* [PROBLEM DESCRIPTION]: Identify each line in the listing below that contains the string "page" and copy it out in full.

* [EXERCISE DATA]:

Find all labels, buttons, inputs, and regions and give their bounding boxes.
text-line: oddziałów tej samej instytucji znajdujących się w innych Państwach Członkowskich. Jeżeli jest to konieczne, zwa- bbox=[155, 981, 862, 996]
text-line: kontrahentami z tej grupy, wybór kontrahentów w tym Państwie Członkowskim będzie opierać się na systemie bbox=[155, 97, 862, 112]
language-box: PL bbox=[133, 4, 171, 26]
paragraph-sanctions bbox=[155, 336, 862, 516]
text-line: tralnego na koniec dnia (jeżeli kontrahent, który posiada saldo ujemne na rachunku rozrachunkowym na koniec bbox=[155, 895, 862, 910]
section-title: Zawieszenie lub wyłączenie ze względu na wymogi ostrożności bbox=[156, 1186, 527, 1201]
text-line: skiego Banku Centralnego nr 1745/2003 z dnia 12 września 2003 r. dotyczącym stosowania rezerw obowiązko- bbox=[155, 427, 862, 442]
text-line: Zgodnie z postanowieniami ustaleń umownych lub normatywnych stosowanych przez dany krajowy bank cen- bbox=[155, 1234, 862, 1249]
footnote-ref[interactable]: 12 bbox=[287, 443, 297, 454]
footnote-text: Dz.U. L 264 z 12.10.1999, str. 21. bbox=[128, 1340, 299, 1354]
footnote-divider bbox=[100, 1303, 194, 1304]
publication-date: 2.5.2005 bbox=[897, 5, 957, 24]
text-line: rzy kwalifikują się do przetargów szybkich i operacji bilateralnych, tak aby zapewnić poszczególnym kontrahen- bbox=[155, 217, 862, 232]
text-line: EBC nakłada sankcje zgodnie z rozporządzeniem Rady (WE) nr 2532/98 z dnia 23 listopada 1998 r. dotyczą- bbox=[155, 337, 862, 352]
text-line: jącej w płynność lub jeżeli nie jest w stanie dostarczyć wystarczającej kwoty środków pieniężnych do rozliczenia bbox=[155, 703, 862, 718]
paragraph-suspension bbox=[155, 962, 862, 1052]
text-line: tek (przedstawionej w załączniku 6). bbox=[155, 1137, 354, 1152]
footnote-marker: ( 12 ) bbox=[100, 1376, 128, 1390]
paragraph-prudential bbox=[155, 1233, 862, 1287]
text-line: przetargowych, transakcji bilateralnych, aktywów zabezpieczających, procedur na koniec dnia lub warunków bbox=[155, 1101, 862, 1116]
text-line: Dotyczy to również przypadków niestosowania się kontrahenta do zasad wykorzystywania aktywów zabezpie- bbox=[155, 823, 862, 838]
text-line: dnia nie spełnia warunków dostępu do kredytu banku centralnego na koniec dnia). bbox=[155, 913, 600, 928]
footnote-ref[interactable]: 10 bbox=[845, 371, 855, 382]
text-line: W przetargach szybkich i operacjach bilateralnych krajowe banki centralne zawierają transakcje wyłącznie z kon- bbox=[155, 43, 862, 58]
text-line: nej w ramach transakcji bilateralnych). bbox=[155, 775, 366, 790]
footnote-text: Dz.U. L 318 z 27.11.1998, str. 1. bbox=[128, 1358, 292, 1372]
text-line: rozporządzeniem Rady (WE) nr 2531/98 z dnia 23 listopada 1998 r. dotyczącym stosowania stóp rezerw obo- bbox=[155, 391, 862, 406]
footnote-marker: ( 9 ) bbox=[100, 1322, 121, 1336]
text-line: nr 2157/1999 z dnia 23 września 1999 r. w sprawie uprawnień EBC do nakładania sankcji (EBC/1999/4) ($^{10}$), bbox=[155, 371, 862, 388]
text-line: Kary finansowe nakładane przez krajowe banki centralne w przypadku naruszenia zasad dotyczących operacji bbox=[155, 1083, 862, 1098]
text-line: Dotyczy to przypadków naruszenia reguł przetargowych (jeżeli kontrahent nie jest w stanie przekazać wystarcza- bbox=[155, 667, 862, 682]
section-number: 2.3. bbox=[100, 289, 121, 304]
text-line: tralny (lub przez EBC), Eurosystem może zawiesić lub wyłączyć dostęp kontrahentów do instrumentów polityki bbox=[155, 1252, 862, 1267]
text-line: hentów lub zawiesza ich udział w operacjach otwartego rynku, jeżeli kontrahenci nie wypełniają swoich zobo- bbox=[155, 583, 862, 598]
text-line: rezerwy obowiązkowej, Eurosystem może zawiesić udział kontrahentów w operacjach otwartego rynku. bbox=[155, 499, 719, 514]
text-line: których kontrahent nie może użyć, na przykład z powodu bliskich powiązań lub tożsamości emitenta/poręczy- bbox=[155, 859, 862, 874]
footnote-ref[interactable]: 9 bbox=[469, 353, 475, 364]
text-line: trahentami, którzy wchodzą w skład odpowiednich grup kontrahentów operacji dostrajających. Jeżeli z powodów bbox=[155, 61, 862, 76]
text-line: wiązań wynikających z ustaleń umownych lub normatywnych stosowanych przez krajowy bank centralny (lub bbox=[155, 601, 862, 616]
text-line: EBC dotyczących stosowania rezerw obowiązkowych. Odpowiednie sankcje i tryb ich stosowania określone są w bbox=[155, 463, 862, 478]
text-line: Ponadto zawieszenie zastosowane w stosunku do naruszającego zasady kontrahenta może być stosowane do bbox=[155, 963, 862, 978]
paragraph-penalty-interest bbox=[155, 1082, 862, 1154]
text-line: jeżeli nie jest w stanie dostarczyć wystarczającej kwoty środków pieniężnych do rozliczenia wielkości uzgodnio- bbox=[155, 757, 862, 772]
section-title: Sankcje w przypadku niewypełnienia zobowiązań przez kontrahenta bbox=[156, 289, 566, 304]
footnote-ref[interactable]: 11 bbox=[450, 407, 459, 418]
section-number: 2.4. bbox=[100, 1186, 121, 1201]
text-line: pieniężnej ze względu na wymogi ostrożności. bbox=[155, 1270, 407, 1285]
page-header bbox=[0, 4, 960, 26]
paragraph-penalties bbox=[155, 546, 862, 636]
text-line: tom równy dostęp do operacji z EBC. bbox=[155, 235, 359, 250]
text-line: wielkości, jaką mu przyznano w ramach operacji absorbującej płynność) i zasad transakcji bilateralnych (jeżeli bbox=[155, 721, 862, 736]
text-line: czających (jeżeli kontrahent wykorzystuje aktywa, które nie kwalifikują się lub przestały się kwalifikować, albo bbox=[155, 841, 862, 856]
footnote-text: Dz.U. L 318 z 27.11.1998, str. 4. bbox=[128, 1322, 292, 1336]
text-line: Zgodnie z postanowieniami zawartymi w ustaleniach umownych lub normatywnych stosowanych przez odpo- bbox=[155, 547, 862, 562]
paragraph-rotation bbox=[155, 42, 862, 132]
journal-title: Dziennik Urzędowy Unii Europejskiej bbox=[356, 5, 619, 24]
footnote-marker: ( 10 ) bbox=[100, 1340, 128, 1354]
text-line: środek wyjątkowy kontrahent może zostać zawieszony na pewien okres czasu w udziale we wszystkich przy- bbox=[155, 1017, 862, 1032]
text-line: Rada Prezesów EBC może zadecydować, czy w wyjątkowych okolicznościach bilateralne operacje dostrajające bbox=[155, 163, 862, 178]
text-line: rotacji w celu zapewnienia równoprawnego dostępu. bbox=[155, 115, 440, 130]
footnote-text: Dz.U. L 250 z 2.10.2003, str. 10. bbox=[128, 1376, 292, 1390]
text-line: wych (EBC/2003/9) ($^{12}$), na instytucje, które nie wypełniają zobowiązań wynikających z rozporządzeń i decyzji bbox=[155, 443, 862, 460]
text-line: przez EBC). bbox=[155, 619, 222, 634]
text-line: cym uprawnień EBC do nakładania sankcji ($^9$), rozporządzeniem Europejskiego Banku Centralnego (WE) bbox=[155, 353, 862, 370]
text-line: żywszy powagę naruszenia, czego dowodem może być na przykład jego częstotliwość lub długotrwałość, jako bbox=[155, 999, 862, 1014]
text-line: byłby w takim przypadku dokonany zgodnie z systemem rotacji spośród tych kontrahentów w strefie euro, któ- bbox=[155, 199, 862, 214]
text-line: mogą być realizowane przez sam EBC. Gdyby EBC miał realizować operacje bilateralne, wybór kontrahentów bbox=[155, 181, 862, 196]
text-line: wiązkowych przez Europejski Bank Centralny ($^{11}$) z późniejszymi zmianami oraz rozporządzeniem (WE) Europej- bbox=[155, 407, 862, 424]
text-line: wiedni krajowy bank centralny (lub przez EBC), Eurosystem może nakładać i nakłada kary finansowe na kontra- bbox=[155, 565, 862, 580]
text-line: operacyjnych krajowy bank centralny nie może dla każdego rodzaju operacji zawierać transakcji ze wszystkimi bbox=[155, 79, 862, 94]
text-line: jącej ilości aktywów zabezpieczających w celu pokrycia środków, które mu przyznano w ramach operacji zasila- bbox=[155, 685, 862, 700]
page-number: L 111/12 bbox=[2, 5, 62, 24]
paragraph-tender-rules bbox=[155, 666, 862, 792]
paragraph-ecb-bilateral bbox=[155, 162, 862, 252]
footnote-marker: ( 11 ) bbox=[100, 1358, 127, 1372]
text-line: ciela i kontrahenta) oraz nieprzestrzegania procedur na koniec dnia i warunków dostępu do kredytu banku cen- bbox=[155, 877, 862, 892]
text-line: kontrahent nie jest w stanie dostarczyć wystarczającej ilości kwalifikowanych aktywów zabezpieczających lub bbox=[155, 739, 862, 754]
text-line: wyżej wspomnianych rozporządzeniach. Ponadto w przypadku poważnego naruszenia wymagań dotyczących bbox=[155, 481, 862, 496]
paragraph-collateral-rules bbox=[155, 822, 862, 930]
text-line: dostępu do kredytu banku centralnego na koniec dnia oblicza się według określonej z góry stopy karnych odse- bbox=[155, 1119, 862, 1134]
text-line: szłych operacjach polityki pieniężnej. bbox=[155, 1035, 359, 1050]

* * *

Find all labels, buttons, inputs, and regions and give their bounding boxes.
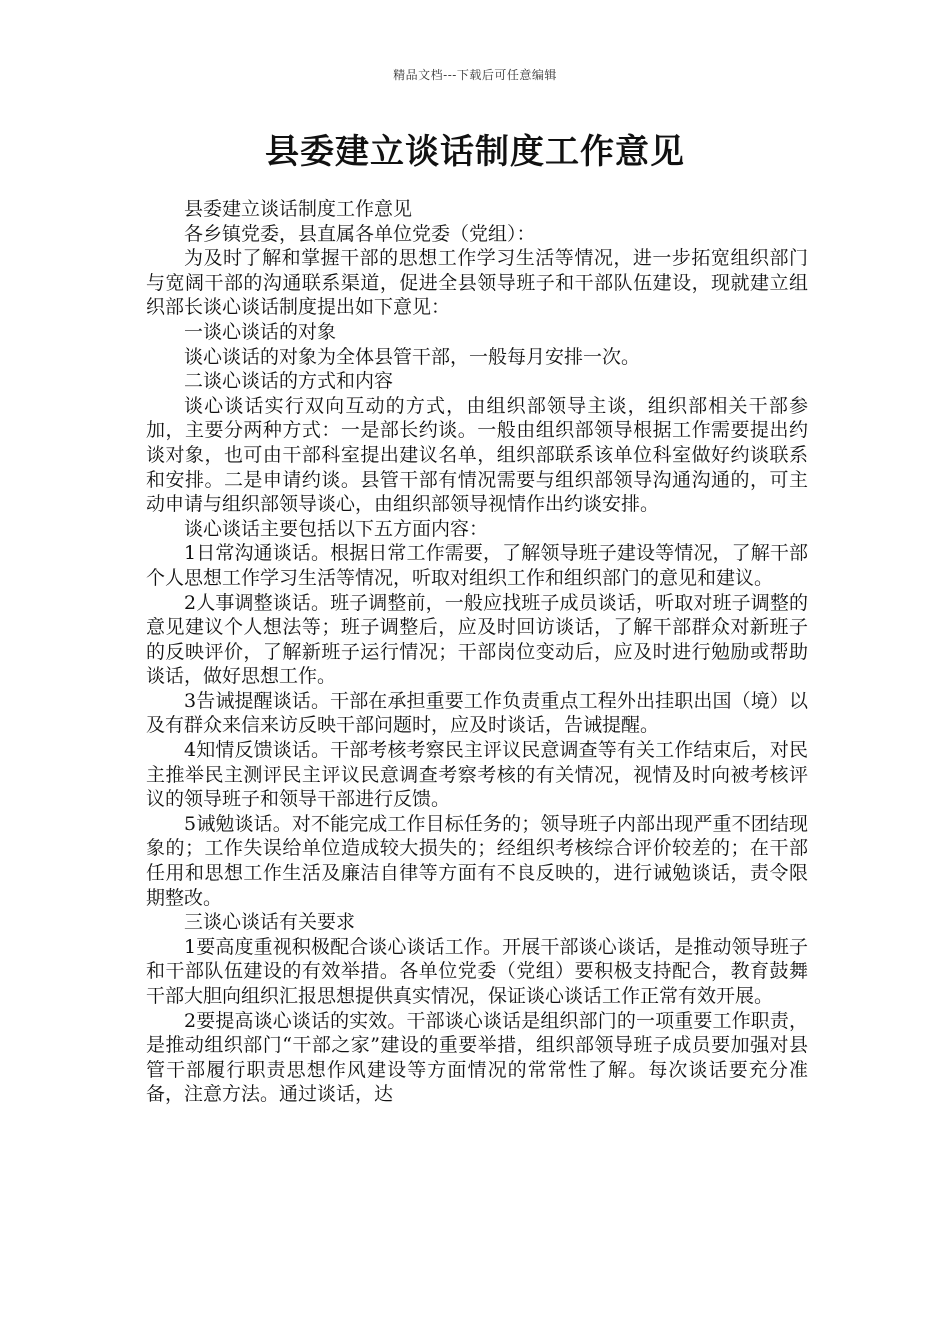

* [RESPONSE]:
page-header bbox=[0, 4, 960, 26]
page-number: L 111/12 bbox=[2, 5, 62, 24]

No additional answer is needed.